**WHAT YOU NEED TO DO**.
How many lines in the entries below include the string "icon"? Answer with the number only.

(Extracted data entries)
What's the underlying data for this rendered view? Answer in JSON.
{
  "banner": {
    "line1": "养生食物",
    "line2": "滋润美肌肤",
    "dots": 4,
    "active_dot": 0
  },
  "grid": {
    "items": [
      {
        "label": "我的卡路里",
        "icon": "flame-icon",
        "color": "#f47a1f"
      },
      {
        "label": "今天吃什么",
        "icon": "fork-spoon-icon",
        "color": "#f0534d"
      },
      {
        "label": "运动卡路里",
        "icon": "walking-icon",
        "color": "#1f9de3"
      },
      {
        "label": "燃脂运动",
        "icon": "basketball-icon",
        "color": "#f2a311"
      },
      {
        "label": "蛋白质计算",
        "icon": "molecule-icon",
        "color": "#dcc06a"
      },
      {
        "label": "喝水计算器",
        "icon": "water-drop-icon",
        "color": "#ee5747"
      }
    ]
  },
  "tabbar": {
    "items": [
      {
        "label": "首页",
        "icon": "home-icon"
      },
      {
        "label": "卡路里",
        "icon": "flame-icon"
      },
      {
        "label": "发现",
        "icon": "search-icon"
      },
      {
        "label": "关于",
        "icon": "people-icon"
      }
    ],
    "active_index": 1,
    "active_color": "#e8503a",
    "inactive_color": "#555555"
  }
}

**THE OUTPUT**.
10